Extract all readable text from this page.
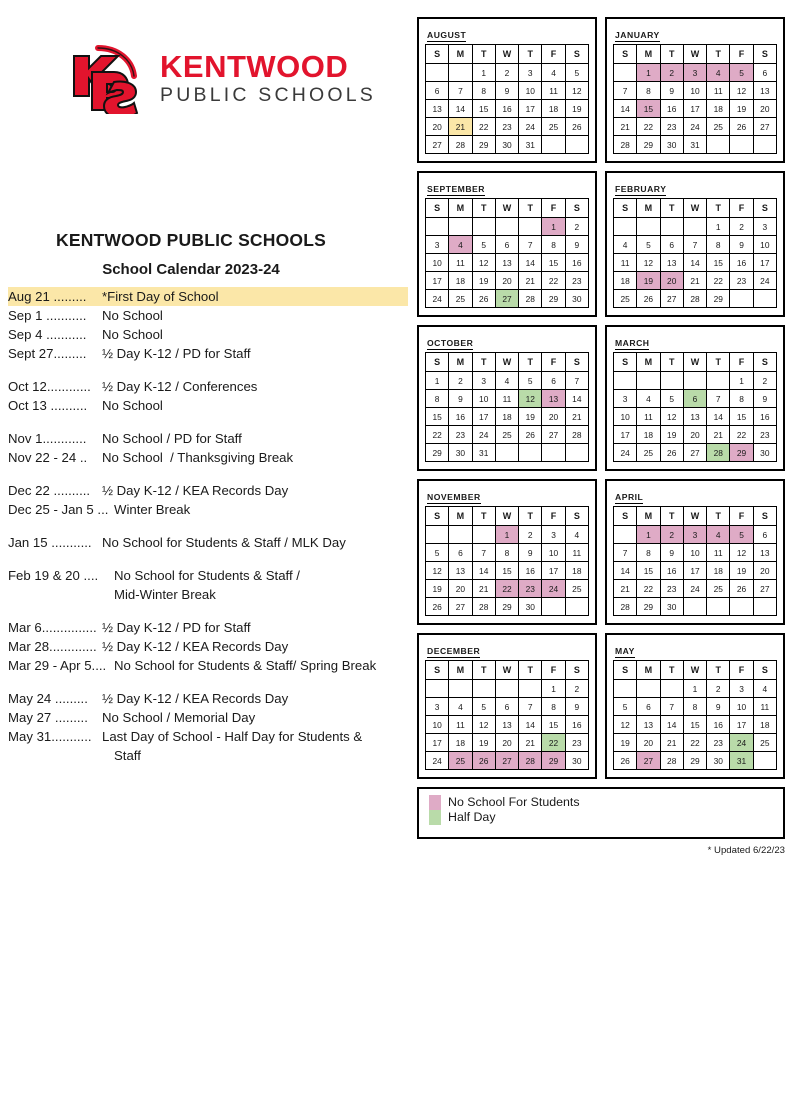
KENTWOOD
PUBLIC SCHOOLS
KENTWOOD PUBLIC SCHOOLS
School Calendar 2023-24
Aug 21 .........	*First Day of School
Sep 1 ...........	No School
Sep 4 ...........	No School
Sept 27.........	½ Day K-12 / PD for Staff
Oct 12............ ½ Day K-12 / Conferences
Oct 13 ..........	No School
Nov 1............	No School / PD for Staff
Nov 22 - 24 ..	No School  / Thanksgiving Break
Dec 22 .......... ½ Day K-12 / KEA Records Day
Dec 25 - Jan 5 ... Winter Break
Jan 15 ........... No School for Students & Staff / MLK Day
Feb 19 & 20 ....	No School for Students & Staff /
Mid-Winter Break
Mar 6............... ½ Day K-12 / PD for Staff
Mar 28............. ½ Day K-12 / KEA Records Day
Mar 29 - Apr 5.... No School for Students & Staff/ Spring Break
May 24 .........	½ Day K-12 / KEA Records Day
May 27 .........	No School / Memorial Day
May 31........... Last Day of School - Half Day for Students &
Staff
AUGUST
S	M	T	W	T	F	S
		1	2	3	4	5
6	7	8	9	10	11	12
13	14	15	16	17	18	19
20	21	22	23	24	25	26
27	28	29	30	31		
JANUARY
S	M	T	W	T	F	S
	1	2	3	4	5	6
7	8	9	10	11	12	13
14	15	16	17	18	19	20
21	22	23	24	25	26	27
28	29	30	31			
SEPTEMBER
S	M	T	W	T	F	S
					1	2
3	4	5	6	7	8	9
10	11	12	13	14	15	16
17	18	19	20	21	22	23
24	25	26	27	28	29	30
FEBRUARY
S	M	T	W	T	F	S
				1	2	3
4	5	6	7	8	9	10
11	12	13	14	15	16	17
18	19	20	21	22	23	24
25	26	27	28	29		
OCTOBER
S	M	T	W	T	F	S
1	2	3	4	5	6	7
8	9	10	11	12	13	14
15	16	17	18	19	20	21
22	23	24	25	26	27	28
29	30	31				
MARCH
S	M	T	W	T	F	S
					1	2
3	4	5	6	7	8	9
10	11	12	13	14	15	16
17	18	19	20	21	22	23
24	25	26	27	28	29	30
NOVEMBER
S	M	T	W	T	F	S
			1	2	3	4
5	6	7	8	9	10	11
12	13	14	15	16	17	18
19	20	21	22	23	24	25
26	27	28	29	30		
APRIL
S	M	T	W	T	F	S
	1	2	3	4	5	6
7	8	9	10	11	12	13
14	15	16	17	18	19	20
21	22	23	24	25	26	27
28	29	30				
DECEMBER
S	M	T	W	T	F	S
					1	2
3	4	5	6	7	8	9
10	11	12	13	14	15	16
17	18	19	20	21	22	23
24	25	26	27	28	29	30
MAY
S	M	T	W	T	F	S
			1	2	3	4
5	6	7	8	9	10	11
12	13	14	15	16	17	18
19	20	21	22	23	24	25
26	27	28	29	30	31	
No School For Students
Half Day
* Updated 6/22/23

•••••

GIVEN REQUEST:
Write out the records above exactly as they stand, leaving out every picture.

COMPLETED EXERCISE:
Extract all readable text from this page.
KENTWOOD
PUBLIC SCHOOLS
KENTWOOD PUBLIC SCHOOLS
School Calendar 2023-24
Aug 21 .........	*First Day of School
Sep 1 ...........	No School
Sep 4 ...........	No School
Sept 27.........	½ Day K-12 / PD for Staff
Oct 12............ ½ Day K-12 / Conferences
Oct 13 ..........	No School
Nov 1............	No School / PD for Staff
Nov 22 - 24 ..	No School  / Thanksgiving Break
Dec 22 .......... ½ Day K-12 / KEA Records Day
Dec 25 - Jan 5 ... Winter Break
Jan 15 ........... No School for Students & Staff / MLK Day
Feb 19 & 20 ....	No School for Students & Staff /
Mid-Winter Break
Mar 6............... ½ Day K-12 / PD for Staff
Mar 28............. ½ Day K-12 / KEA Records Day
Mar 29 - Apr 5.... No School for Students & Staff/ Spring Break
May 24 .........	½ Day K-12 / KEA Records Day
May 27 .........	No School / Memorial Day
May 31........... Last Day of School - Half Day for Students &
Staff
AUGUST
S	M	T	W	T	F	S
		1	2	3	4	5
6	7	8	9	10	11	12
13	14	15	16	17	18	19
20	21	22	23	24	25	26
27	28	29	30	31		
JANUARY
S	M	T	W	T	F	S
	1	2	3	4	5	6
7	8	9	10	11	12	13
14	15	16	17	18	19	20
21	22	23	24	25	26	27
28	29	30	31			
SEPTEMBER
S	M	T	W	T	F	S
					1	2
3	4	5	6	7	8	9
10	11	12	13	14	15	16
17	18	19	20	21	22	23
24	25	26	27	28	29	30
FEBRUARY
S	M	T	W	T	F	S
				1	2	3
4	5	6	7	8	9	10
11	12	13	14	15	16	17
18	19	20	21	22	23	24
25	26	27	28	29		
OCTOBER
S	M	T	W	T	F	S
1	2	3	4	5	6	7
8	9	10	11	12	13	14
15	16	17	18	19	20	21
22	23	24	25	26	27	28
29	30	31				
MARCH
S	M	T	W	T	F	S
					1	2
3	4	5	6	7	8	9
10	11	12	13	14	15	16
17	18	19	20	21	22	23
24	25	26	27	28	29	30
NOVEMBER
S	M	T	W	T	F	S
			1	2	3	4
5	6	7	8	9	10	11
12	13	14	15	16	17	18
19	20	21	22	23	24	25
26	27	28	29	30		
APRIL
S	M	T	W	T	F	S
	1	2	3	4	5	6
7	8	9	10	11	12	13
14	15	16	17	18	19	20
21	22	23	24	25	26	27
28	29	30				
DECEMBER
S	M	T	W	T	F	S
					1	2
3	4	5	6	7	8	9
10	11	12	13	14	15	16
17	18	19	20	21	22	23
24	25	26	27	28	29	30
MAY
S	M	T	W	T	F	S
			1	2	3	4
5	6	7	8	9	10	11
12	13	14	15	16	17	18
19	20	21	22	23	24	25
26	27	28	29	30	31	
No School For Students
Half Day
* Updated 6/22/23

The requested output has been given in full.